Written problem =>
Output the data below in full, character for character.

(Dataset entries)
++++++++

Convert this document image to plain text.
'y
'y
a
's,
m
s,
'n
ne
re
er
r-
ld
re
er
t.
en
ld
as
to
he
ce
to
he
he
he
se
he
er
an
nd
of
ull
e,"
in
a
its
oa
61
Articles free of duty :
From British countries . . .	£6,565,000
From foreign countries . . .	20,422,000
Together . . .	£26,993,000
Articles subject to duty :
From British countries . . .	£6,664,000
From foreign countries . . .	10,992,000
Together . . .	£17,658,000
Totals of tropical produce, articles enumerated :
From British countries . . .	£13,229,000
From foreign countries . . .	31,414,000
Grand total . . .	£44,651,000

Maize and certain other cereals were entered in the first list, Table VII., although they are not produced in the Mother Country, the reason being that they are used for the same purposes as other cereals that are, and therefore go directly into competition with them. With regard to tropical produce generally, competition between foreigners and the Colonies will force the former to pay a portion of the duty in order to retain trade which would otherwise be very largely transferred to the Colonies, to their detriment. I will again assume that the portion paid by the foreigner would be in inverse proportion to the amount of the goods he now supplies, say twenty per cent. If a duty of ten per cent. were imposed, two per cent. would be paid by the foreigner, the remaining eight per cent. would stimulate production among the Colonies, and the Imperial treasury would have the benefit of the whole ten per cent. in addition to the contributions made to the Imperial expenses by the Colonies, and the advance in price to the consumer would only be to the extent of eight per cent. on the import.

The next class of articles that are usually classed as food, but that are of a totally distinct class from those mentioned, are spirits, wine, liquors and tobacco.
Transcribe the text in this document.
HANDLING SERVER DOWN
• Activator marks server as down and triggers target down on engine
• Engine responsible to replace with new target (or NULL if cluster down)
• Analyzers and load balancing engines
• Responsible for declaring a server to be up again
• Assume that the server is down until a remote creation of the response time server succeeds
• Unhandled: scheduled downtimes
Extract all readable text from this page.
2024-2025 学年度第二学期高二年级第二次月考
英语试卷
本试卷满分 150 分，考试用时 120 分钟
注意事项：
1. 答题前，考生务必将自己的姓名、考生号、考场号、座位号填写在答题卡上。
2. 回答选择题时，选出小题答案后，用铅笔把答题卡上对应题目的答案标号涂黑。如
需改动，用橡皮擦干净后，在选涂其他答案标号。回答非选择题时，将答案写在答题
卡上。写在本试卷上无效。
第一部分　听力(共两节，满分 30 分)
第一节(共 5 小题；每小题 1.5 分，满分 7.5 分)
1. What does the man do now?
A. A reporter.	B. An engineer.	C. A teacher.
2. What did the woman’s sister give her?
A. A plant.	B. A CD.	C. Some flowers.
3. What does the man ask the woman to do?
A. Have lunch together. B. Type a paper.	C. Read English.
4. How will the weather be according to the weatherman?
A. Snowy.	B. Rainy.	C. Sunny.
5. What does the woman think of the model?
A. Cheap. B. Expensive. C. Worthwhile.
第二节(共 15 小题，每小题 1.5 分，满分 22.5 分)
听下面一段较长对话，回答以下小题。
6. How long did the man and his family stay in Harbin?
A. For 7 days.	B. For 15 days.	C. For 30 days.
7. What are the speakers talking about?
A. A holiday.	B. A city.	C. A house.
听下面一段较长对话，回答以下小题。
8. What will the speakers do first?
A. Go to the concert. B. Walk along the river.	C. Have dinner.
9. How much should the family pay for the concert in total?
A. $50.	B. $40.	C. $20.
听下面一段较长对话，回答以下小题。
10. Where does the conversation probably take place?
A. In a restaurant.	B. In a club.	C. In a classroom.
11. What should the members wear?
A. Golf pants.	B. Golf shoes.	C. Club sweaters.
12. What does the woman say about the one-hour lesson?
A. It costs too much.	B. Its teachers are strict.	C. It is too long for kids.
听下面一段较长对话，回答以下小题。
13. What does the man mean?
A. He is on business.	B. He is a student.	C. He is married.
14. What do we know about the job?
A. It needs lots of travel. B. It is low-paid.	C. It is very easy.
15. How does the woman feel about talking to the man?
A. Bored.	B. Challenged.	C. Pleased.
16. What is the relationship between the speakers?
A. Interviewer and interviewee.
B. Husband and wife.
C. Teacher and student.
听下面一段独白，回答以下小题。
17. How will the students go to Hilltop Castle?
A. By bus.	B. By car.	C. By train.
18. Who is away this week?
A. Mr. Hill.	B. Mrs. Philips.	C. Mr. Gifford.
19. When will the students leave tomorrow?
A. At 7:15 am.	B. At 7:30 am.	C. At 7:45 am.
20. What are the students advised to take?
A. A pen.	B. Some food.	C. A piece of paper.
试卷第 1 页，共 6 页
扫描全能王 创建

++++++++

Task result =>
Convert this document image to plain text.
'y
'y
a
's,
m
s,
'n
ne
re
er
r-
ld
re
er
t.
en
ld
as
to
he
ce
to
he
he
he
se
he
er
an
nd
of
ull
e,"
in
a
its
oa
61
Articles free of duty :
From British countries . . .	£6,565,000
From foreign countries . . .	20,422,000
Together . . .	£26,993,000
Articles subject to duty :
From British countries . . .	£6,664,000
From foreign countries . . .	10,992,000
Together . . .	£17,658,000
Totals of tropical produce, articles enumerated :
From British countries . . .	£13,229,000
From foreign countries . . .	31,414,000
Grand total . . .	£44,651,000

Maize and certain other cereals were entered in the first list, Table VII., although they are not produced in the Mother Country, the reason being that they are used for the same purposes as other cereals that are, and therefore go directly into competition with them. With regard to tropical produce generally, competition between foreigners and the Colonies will force the former to pay a portion of the duty in order to retain trade which would otherwise be very largely transferred to the Colonies, to their detriment. I will again assume that the portion paid by the foreigner would be in inverse proportion to the amount of the goods he now supplies, say twenty per cent. If a duty of ten per cent. were imposed, two per cent. would be paid by the foreigner, the remaining eight per cent. would stimulate production among the Colonies, and the Imperial treasury would have the benefit of the whole ten per cent. in addition to the contributions made to the Imperial expenses by the Colonies, and the advance in price to the consumer would only be to the extent of eight per cent. on the import.

The next class of articles that are usually classed as food, but that are of a totally distinct class from those mentioned, are spirits, wine, liquors and tobacco.
Transcribe the text in this document.
HANDLING SERVER DOWN
• Activator marks server as down and triggers target down on engine
• Engine responsible to replace with new target (or NULL if cluster down)
• Analyzers and load balancing engines
• Responsible for declaring a server to be up again
• Assume that the server is down until a remote creation of the response time server succeeds
• Unhandled: scheduled downtimes
Extract all readable text from this page.
2024-2025 学年度第二学期高二年级第二次月考
英语试卷
本试卷满分 150 分，考试用时 120 分钟
注意事项：
1. 答题前，考生务必将自己的姓名、考生号、考场号、座位号填写在答题卡上。
2. 回答选择题时，选出小题答案后，用铅笔把答题卡上对应题目的答案标号涂黑。如
需改动，用橡皮擦干净后，在选涂其他答案标号。回答非选择题时，将答案写在答题
卡上。写在本试卷上无效。
第一部分　听力(共两节，满分 30 分)
第一节(共 5 小题；每小题 1.5 分，满分 7.5 分)
1. What does the man do now?
A. A reporter.	B. An engineer.	C. A teacher.
2. What did the woman’s sister give her?
A. A plant.	B. A CD.	C. Some flowers.
3. What does the man ask the woman to do?
A. Have lunch together. B. Type a paper.	C. Read English.
4. How will the weather be according to the weatherman?
A. Snowy.	B. Rainy.	C. Sunny.
5. What does the woman think of the model?
A. Cheap. B. Expensive. C. Worthwhile.
第二节(共 15 小题，每小题 1.5 分，满分 22.5 分)
听下面一段较长对话，回答以下小题。
6. How long did the man and his family stay in Harbin?
A. For 7 days.	B. For 15 days.	C. For 30 days.
7. What are the speakers talking about?
A. A holiday.	B. A city.	C. A house.
听下面一段较长对话，回答以下小题。
8. What will the speakers do first?
A. Go to the concert. B. Walk along the river.	C. Have dinner.
9. How much should the family pay for the concert in total?
A. $50.	B. $40.	C. $20.
听下面一段较长对话，回答以下小题。
10. Where does the conversation probably take place?
A. In a restaurant.	B. In a club.	C. In a classroom.
11. What should the members wear?
A. Golf pants.	B. Golf shoes.	C. Club sweaters.
12. What does the woman say about the one-hour lesson?
A. It costs too much.	B. Its teachers are strict.	C. It is too long for kids.
听下面一段较长对话，回答以下小题。
13. What does the man mean?
A. He is on business.	B. He is a student.	C. He is married.
14. What do we know about the job?
A. It needs lots of travel. B. It is low-paid.	C. It is very easy.
15. How does the woman feel about talking to the man?
A. Bored.	B. Challenged.	C. Pleased.
16. What is the relationship between the speakers?
A. Interviewer and interviewee.
B. Husband and wife.
C. Teacher and student.
听下面一段独白，回答以下小题。
17. How will the students go to Hilltop Castle?
A. By bus.	B. By car.	C. By train.
18. Who is away this week?
A. Mr. Hill.	B. Mrs. Philips.	C. Mr. Gifford.
19. When will the students leave tomorrow?
A. At 7:15 am.	B. At 7:30 am.	C. At 7:45 am.
20. What are the students advised to take?
A. A pen.	B. Some food.	C. A piece of paper.
试卷第 1 页，共 6 页
扫描全能王 创建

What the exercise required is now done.